• Work instructions
Repeat the material below word for word and leave out all pictures.

• Source material
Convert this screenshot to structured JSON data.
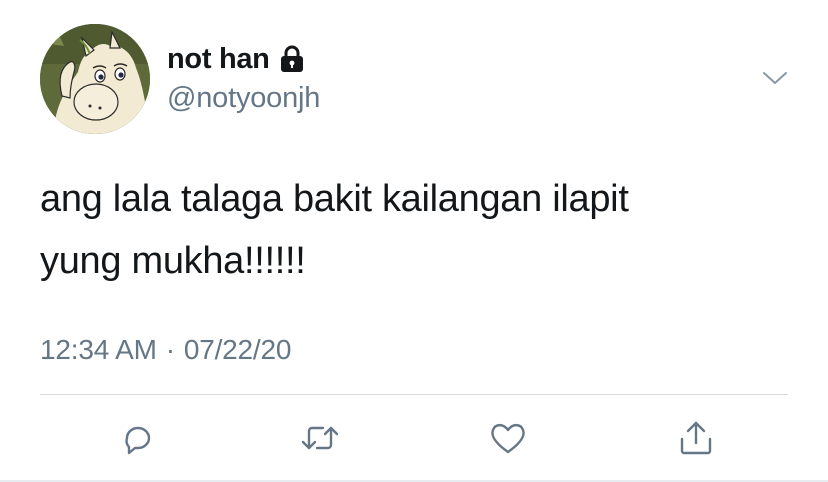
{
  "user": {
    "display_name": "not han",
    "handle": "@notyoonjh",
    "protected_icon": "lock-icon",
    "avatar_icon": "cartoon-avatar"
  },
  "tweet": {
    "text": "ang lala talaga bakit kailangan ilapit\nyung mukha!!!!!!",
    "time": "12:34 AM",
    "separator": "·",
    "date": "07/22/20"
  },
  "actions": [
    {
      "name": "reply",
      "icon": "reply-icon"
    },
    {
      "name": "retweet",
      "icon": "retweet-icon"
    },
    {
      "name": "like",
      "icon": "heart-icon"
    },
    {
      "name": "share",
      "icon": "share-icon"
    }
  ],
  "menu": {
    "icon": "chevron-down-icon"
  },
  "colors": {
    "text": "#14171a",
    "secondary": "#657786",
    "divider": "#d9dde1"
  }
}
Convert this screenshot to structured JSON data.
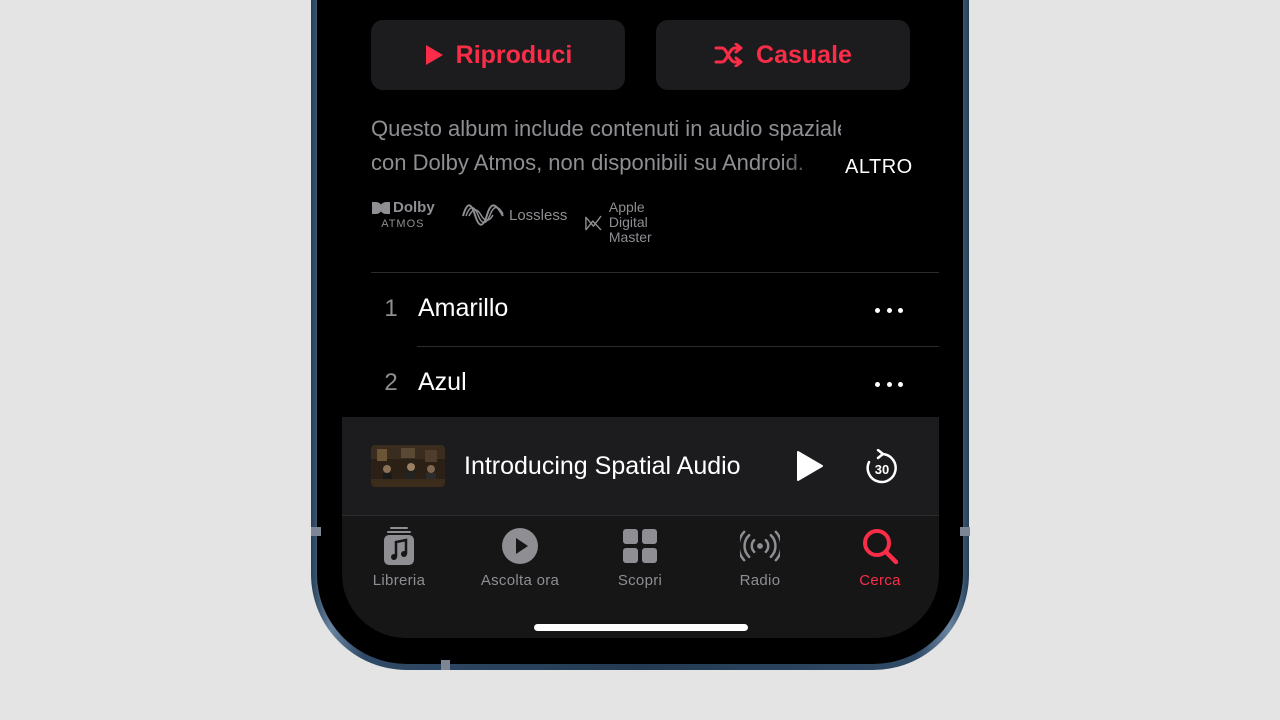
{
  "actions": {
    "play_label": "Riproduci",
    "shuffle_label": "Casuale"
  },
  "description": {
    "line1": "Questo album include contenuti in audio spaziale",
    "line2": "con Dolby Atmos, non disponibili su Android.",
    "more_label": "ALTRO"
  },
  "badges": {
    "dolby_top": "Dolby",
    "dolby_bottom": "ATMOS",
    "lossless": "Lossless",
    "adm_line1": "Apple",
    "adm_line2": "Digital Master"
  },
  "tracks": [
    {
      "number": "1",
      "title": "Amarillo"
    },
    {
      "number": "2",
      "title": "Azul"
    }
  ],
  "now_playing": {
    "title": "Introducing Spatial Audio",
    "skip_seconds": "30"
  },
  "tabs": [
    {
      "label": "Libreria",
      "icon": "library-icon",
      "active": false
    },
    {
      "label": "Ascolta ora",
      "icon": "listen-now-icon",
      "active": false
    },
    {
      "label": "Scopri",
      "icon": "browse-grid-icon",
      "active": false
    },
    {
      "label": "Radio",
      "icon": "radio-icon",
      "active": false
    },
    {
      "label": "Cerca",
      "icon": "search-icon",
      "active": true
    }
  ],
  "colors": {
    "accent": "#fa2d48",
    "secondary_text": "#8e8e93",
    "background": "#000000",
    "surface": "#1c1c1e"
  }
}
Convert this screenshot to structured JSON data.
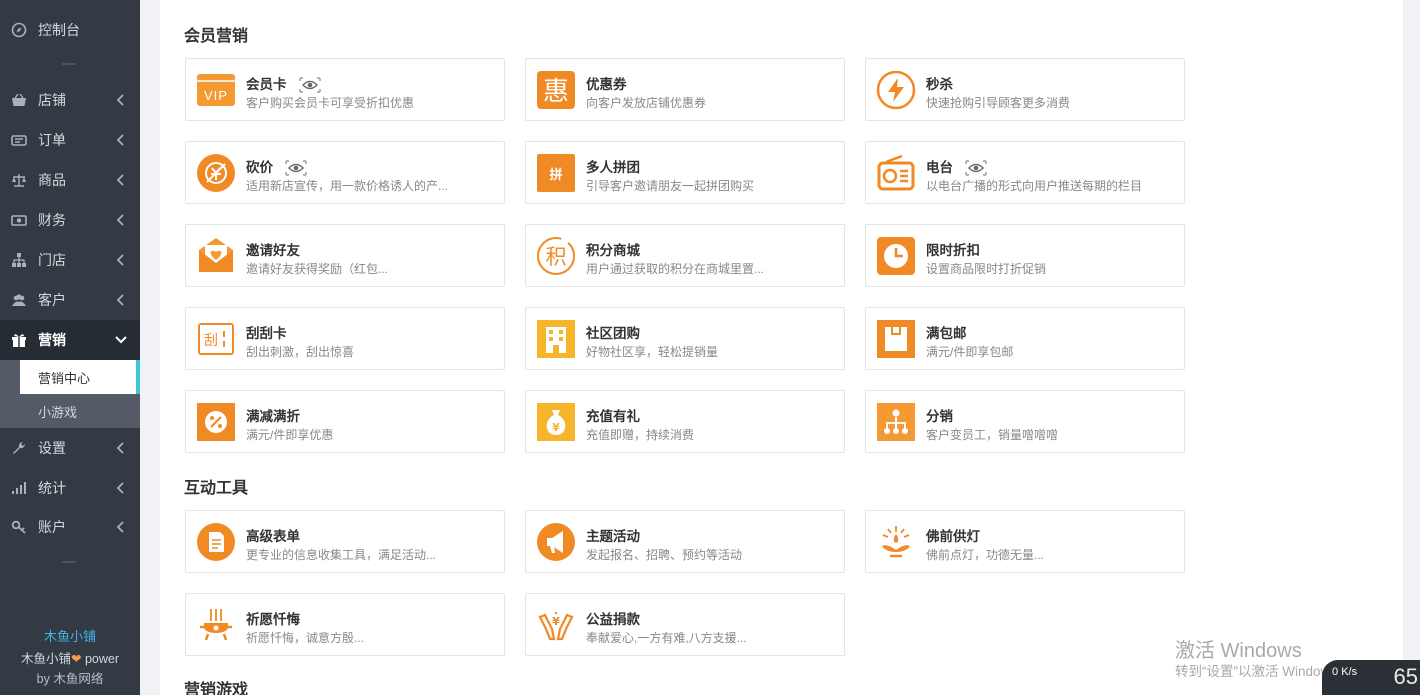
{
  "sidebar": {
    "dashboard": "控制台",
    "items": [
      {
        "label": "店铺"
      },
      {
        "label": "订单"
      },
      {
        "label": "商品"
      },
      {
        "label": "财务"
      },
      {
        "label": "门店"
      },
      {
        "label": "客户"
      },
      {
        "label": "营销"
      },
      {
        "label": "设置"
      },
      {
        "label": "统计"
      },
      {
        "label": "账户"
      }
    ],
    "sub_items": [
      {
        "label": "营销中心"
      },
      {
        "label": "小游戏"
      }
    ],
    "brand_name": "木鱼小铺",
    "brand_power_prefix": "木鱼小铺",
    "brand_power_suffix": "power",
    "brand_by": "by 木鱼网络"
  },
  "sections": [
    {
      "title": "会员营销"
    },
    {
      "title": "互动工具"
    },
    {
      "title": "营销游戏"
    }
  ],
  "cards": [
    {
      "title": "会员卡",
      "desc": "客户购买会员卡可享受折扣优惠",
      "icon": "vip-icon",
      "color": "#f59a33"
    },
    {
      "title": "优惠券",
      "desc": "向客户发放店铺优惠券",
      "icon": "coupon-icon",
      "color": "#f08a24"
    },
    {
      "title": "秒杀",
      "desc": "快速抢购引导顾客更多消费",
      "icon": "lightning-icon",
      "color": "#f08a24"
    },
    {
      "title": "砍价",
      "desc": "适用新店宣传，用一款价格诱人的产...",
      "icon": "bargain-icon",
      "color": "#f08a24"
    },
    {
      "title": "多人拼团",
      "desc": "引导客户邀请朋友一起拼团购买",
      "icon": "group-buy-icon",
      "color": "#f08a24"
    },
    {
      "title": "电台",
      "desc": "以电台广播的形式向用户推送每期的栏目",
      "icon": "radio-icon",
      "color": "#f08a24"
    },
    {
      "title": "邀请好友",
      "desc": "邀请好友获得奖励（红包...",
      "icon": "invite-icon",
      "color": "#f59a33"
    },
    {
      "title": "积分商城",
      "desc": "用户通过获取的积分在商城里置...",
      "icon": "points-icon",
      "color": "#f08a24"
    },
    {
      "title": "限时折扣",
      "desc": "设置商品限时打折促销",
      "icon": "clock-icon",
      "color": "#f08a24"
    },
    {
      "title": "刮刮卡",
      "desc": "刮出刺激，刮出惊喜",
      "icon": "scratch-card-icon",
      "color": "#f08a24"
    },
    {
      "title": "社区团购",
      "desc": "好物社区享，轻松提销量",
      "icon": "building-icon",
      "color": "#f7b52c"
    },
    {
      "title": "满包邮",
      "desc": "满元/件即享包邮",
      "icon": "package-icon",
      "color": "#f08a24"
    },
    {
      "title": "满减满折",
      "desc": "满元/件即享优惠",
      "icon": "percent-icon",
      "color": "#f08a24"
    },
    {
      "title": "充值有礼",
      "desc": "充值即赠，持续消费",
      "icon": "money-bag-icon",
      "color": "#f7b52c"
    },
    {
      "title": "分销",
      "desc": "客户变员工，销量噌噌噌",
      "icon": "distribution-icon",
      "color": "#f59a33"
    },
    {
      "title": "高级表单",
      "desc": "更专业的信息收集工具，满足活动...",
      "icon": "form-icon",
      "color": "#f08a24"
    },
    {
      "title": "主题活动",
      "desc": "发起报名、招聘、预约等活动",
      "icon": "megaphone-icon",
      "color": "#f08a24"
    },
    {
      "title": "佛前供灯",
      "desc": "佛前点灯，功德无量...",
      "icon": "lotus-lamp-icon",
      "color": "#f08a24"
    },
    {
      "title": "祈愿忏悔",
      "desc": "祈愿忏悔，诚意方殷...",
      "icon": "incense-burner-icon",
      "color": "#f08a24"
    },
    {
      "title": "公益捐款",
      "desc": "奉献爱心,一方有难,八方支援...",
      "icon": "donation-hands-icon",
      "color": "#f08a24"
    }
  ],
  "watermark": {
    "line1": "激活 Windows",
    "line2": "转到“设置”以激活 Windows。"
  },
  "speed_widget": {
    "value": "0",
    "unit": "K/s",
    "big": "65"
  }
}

• Result for this task
Convert this screenshot to structured JSON data.
{
  "user": {
    "display_name": "not han",
    "handle": "@notyoonjh",
    "protected_icon": "lock-icon",
    "avatar_icon": "cartoon-avatar"
  },
  "tweet": {
    "text": "ang lala talaga bakit kailangan ilapit\nyung mukha!!!!!!",
    "time": "12:34 AM",
    "separator": "·",
    "date": "07/22/20"
  },
  "actions": [
    {
      "name": "reply",
      "icon": "reply-icon"
    },
    {
      "name": "retweet",
      "icon": "retweet-icon"
    },
    {
      "name": "like",
      "icon": "heart-icon"
    },
    {
      "name": "share",
      "icon": "share-icon"
    }
  ],
  "menu": {
    "icon": "chevron-down-icon"
  },
  "colors": {
    "text": "#14171a",
    "secondary": "#657786",
    "divider": "#d9dde1"
  }
}
Convert this screenshot to structured JSON data.
{
  "actions": {
    "play_label": "Riproduci",
    "shuffle_label": "Casuale"
  },
  "description": {
    "line1": "Questo album include contenuti in audio spaziale",
    "line2": "con Dolby Atmos, non disponibili su Android.",
    "more_label": "ALTRO"
  },
  "badges": {
    "dolby_top": "Dolby",
    "dolby_bottom": "ATMOS",
    "lossless": "Lossless",
    "adm_line1": "Apple",
    "adm_line2": "Digital Master"
  },
  "tracks": [
    {
      "number": "1",
      "title": "Amarillo"
    },
    {
      "number": "2",
      "title": "Azul"
    }
  ],
  "now_playing": {
    "title": "Introducing Spatial Audio",
    "skip_seconds": "30"
  },
  "tabs": [
    {
      "label": "Libreria",
      "icon": "library-icon",
      "active": false
    },
    {
      "label": "Ascolta ora",
      "icon": "listen-now-icon",
      "active": false
    },
    {
      "label": "Scopri",
      "icon": "browse-grid-icon",
      "active": false
    },
    {
      "label": "Radio",
      "icon": "radio-icon",
      "active": false
    },
    {
      "label": "Cerca",
      "icon": "search-icon",
      "active": true
    }
  ],
  "colors": {
    "accent": "#fa2d48",
    "secondary_text": "#8e8e93",
    "background": "#000000",
    "surface": "#1c1c1e"
  }
}
Convert this screenshot to structured JSON data.
{
  "sidebar": {
    "dashboard": "控制台",
    "items": [
      {
        "label": "店铺"
      },
      {
        "label": "订单"
      },
      {
        "label": "商品"
      },
      {
        "label": "财务"
      },
      {
        "label": "门店"
      },
      {
        "label": "客户"
      },
      {
        "label": "营销"
      },
      {
        "label": "设置"
      },
      {
        "label": "统计"
      },
      {
        "label": "账户"
      }
    ],
    "sub_items": [
      {
        "label": "营销中心"
      },
      {
        "label": "小游戏"
      }
    ],
    "brand_name": "木鱼小铺",
    "brand_power_prefix": "木鱼小铺",
    "brand_power_suffix": "power",
    "brand_by": "by 木鱼网络"
  },
  "sections": [
    {
      "title": "会员营销"
    },
    {
      "title": "互动工具"
    },
    {
      "title": "营销游戏"
    }
  ],
  "cards": [
    {
      "title": "会员卡",
      "desc": "客户购买会员卡可享受折扣优惠",
      "icon": "vip-icon",
      "color": "#f59a33"
    },
    {
      "title": "优惠券",
      "desc": "向客户发放店铺优惠券",
      "icon": "coupon-icon",
      "color": "#f08a24"
    },
    {
      "title": "秒杀",
      "desc": "快速抢购引导顾客更多消费",
      "icon": "lightning-icon",
      "color": "#f08a24"
    },
    {
      "title": "砍价",
      "desc": "适用新店宣传，用一款价格诱人的产...",
      "icon": "bargain-icon",
      "color": "#f08a24"
    },
    {
      "title": "多人拼团",
      "desc": "引导客户邀请朋友一起拼团购买",
      "icon": "group-buy-icon",
      "color": "#f08a24"
    },
    {
      "title": "电台",
      "desc": "以电台广播的形式向用户推送每期的栏目",
      "icon": "radio-icon",
      "color": "#f08a24"
    },
    {
      "title": "邀请好友",
      "desc": "邀请好友获得奖励（红包...",
      "icon": "invite-icon",
      "color": "#f59a33"
    },
    {
      "title": "积分商城",
      "desc": "用户通过获取的积分在商城里置...",
      "icon": "points-icon",
      "color": "#f08a24"
    },
    {
      "title": "限时折扣",
      "desc": "设置商品限时打折促销",
      "icon": "clock-icon",
      "color": "#f08a24"
    },
    {
      "title": "刮刮卡",
      "desc": "刮出刺激，刮出惊喜",
      "icon": "scratch-card-icon",
      "color": "#f08a24"
    },
    {
      "title": "社区团购",
      "desc": "好物社区享，轻松提销量",
      "icon": "building-icon",
      "color": "#f7b52c"
    },
    {
      "title": "满包邮",
      "desc": "满元/件即享包邮",
      "icon": "package-icon",
      "color": "#f08a24"
    },
    {
      "title": "满减满折",
      "desc": "满元/件即享优惠",
      "icon": "percent-icon",
      "color": "#f08a24"
    },
    {
      "title": "充值有礼",
      "desc": "充值即赠，持续消费",
      "icon": "money-bag-icon",
      "color": "#f7b52c"
    },
    {
      "title": "分销",
      "desc": "客户变员工，销量噌噌噌",
      "icon": "distribution-icon",
      "color": "#f59a33"
    },
    {
      "title": "高级表单",
      "desc": "更专业的信息收集工具，满足活动...",
      "icon": "form-icon",
      "color": "#f08a24"
    },
    {
      "title": "主题活动",
      "desc": "发起报名、招聘、预约等活动",
      "icon": "megaphone-icon",
      "color": "#f08a24"
    },
    {
      "title": "佛前供灯",
      "desc": "佛前点灯，功德无量...",
      "icon": "lotus-lamp-icon",
      "color": "#f08a24"
    },
    {
      "title": "祈愿忏悔",
      "desc": "祈愿忏悔，诚意方殷...",
      "icon": "incense-burner-icon",
      "color": "#f08a24"
    },
    {
      "title": "公益捐款",
      "desc": "奉献爱心,一方有难,八方支援...",
      "icon": "donation-hands-icon",
      "color": "#f08a24"
    }
  ],
  "watermark": {
    "line1": "激活 Windows",
    "line2": "转到“设置”以激活 Windows。"
  },
  "speed_widget": {
    "value": "0",
    "unit": "K/s",
    "big": "65"
  }
}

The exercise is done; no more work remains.